(WHAT THE EXERCISE ASKS):
Give the number of lines that hold the string "hatched". Nothing else is needed.

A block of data
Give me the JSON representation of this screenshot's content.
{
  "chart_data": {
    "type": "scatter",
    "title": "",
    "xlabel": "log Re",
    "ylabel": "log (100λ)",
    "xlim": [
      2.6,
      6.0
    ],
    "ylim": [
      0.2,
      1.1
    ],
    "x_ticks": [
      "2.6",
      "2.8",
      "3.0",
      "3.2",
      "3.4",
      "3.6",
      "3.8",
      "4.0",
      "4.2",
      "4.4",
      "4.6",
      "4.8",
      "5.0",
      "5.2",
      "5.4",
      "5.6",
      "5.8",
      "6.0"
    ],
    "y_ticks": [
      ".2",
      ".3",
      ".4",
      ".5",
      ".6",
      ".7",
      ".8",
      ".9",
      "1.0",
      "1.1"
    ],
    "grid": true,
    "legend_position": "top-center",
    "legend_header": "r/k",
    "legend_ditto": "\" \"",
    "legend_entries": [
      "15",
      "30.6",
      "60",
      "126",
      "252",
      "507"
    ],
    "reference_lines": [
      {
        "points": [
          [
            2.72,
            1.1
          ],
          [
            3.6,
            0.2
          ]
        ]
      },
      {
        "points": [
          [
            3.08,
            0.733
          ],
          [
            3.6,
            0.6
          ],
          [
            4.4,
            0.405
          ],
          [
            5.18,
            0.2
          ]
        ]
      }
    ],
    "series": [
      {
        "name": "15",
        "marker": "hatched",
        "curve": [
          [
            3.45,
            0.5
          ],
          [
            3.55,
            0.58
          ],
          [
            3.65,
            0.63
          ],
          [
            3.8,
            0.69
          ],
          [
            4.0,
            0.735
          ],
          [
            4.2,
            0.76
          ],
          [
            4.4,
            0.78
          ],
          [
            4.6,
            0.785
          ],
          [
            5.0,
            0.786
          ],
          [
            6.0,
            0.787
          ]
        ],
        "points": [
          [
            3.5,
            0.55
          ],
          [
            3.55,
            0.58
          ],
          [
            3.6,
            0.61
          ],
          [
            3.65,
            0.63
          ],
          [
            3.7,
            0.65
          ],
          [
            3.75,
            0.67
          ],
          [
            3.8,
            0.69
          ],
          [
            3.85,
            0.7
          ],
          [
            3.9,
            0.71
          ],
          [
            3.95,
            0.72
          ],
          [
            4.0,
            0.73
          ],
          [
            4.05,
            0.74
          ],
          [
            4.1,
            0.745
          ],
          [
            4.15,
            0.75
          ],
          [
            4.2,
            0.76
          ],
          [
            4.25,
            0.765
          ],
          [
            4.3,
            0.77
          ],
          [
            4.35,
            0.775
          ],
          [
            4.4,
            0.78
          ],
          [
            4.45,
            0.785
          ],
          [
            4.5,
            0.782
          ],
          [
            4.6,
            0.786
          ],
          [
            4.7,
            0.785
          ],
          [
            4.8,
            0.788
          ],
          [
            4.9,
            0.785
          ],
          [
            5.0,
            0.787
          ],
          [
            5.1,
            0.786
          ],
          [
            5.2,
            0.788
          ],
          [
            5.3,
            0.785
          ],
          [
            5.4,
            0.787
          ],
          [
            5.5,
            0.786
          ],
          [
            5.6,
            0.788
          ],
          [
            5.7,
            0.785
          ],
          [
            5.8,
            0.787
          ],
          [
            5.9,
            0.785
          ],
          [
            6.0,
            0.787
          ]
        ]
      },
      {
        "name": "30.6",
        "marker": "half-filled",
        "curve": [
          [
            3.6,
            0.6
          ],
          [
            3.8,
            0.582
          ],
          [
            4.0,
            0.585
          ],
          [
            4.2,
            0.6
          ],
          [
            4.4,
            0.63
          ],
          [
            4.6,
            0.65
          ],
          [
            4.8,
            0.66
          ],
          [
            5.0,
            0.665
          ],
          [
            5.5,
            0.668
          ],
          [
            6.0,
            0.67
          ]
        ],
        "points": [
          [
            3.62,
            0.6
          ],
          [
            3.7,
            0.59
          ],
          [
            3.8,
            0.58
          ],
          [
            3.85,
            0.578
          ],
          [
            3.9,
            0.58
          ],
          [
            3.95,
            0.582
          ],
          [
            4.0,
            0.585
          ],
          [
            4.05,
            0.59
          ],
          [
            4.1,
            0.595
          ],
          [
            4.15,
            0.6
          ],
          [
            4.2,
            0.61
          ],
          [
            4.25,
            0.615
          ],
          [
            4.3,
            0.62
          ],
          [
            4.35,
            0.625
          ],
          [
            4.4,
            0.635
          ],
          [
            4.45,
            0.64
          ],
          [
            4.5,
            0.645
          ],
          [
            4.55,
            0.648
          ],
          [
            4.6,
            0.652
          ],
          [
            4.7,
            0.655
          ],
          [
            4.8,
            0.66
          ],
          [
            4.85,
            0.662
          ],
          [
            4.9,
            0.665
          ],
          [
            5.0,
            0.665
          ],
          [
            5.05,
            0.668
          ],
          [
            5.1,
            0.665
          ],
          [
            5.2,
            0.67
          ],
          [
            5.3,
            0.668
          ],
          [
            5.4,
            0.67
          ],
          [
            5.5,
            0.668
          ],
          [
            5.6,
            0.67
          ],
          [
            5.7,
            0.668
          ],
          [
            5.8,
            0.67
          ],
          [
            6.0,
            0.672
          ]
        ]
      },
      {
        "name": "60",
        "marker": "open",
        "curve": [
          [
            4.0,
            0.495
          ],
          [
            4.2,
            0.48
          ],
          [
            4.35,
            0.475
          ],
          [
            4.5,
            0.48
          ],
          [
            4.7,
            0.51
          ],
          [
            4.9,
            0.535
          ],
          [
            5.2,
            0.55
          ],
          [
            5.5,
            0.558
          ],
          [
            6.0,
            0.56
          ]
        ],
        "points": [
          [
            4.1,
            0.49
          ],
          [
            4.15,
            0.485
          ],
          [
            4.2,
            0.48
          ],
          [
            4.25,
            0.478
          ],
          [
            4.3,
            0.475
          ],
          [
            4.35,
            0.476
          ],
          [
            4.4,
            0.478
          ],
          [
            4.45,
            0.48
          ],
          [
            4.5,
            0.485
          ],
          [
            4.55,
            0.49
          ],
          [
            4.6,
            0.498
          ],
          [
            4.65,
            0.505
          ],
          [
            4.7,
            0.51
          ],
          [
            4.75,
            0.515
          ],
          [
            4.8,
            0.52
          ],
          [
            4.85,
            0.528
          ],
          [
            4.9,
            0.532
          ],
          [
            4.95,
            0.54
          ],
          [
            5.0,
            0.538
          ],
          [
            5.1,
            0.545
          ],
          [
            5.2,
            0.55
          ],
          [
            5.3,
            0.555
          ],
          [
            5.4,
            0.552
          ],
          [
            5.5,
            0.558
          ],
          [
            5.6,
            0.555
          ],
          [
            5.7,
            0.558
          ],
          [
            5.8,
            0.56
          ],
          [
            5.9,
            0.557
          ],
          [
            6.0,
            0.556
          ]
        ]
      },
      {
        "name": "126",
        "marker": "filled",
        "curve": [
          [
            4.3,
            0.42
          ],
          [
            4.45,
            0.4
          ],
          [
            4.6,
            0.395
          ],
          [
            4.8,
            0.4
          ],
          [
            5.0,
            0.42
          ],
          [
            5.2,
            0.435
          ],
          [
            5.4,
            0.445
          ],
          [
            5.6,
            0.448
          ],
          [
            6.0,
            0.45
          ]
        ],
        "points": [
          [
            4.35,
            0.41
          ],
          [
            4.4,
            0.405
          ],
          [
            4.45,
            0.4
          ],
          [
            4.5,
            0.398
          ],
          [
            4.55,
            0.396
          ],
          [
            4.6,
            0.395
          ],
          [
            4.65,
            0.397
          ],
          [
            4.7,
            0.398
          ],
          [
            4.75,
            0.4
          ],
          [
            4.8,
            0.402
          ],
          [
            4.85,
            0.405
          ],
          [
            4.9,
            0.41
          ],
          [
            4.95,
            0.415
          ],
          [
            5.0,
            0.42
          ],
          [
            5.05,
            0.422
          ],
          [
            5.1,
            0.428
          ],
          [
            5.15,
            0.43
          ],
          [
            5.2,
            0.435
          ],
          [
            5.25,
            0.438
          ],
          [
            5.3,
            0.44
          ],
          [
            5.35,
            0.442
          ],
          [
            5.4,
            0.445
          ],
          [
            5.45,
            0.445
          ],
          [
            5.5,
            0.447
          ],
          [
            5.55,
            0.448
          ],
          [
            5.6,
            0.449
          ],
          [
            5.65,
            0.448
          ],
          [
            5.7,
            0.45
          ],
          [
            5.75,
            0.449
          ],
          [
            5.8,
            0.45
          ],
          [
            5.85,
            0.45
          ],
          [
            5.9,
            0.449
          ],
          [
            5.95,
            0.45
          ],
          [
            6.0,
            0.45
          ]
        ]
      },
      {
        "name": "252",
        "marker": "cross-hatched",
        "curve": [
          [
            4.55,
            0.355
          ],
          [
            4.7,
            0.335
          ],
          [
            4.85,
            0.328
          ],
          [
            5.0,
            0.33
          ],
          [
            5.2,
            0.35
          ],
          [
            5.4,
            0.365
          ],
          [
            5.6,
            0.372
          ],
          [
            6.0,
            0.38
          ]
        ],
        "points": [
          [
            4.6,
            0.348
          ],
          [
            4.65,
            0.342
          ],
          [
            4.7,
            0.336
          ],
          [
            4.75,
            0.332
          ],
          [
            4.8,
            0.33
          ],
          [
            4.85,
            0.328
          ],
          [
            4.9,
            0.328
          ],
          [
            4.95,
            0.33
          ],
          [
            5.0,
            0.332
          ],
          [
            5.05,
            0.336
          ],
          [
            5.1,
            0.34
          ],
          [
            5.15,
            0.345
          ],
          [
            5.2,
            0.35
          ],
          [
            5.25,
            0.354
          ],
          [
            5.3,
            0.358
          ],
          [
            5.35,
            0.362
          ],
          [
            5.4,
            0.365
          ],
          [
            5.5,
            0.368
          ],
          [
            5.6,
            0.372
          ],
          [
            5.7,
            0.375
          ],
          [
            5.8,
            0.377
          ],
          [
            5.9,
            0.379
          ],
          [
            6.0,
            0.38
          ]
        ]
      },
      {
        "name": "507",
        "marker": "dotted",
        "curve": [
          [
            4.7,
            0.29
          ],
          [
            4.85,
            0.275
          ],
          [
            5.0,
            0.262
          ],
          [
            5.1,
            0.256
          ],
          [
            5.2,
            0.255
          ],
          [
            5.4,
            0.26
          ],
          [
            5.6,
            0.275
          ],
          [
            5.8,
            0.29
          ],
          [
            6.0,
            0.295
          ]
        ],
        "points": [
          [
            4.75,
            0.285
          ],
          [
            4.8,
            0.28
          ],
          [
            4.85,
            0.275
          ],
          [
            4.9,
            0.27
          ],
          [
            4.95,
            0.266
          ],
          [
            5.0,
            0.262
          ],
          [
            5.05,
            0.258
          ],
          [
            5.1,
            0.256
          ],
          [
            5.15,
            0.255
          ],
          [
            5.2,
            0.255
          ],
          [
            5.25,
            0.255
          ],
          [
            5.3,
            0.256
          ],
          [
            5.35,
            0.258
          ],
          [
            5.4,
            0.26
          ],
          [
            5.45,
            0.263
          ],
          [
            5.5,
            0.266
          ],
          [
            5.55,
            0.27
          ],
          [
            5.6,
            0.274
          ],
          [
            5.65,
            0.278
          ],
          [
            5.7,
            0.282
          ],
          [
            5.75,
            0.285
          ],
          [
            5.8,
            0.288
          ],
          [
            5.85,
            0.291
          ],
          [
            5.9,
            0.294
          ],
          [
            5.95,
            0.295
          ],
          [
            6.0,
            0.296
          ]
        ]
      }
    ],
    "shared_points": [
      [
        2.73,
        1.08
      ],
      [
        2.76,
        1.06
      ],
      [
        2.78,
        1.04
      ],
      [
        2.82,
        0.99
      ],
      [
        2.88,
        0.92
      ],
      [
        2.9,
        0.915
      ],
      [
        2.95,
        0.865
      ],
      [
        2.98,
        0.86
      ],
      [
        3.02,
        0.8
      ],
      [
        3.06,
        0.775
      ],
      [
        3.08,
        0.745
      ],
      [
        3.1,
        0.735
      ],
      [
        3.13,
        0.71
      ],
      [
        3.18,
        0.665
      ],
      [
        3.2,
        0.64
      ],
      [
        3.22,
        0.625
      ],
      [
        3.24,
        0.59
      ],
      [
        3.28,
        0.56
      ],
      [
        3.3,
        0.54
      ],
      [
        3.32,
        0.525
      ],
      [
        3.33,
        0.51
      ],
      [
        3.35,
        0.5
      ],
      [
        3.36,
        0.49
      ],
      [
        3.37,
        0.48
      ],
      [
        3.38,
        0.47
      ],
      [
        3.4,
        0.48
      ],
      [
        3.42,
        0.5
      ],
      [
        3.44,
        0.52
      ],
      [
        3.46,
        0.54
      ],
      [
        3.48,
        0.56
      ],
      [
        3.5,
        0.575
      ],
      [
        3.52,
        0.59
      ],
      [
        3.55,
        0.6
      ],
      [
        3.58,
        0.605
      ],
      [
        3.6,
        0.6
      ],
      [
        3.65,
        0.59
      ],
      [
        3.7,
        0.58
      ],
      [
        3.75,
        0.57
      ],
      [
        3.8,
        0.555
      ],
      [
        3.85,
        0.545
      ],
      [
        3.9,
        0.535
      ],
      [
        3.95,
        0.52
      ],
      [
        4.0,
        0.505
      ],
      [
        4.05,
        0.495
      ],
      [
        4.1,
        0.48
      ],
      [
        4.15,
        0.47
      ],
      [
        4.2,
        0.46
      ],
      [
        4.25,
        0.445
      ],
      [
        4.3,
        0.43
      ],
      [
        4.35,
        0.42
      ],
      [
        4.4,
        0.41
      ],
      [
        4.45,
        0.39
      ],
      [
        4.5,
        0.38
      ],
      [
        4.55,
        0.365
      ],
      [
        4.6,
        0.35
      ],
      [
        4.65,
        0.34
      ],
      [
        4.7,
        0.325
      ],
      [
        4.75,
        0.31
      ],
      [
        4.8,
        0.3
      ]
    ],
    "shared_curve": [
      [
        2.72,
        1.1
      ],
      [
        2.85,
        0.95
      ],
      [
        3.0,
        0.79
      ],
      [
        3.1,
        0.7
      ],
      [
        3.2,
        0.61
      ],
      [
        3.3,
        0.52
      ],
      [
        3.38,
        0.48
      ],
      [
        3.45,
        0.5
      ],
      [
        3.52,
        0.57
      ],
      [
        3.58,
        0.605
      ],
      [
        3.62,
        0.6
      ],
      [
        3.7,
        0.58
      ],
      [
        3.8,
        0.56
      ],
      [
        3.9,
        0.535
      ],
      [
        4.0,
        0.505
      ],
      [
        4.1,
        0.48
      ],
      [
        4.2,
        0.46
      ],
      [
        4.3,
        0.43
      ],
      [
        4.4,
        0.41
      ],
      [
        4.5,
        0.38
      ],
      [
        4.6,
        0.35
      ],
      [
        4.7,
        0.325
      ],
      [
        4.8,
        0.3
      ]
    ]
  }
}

(RESPONSE BELOW):
2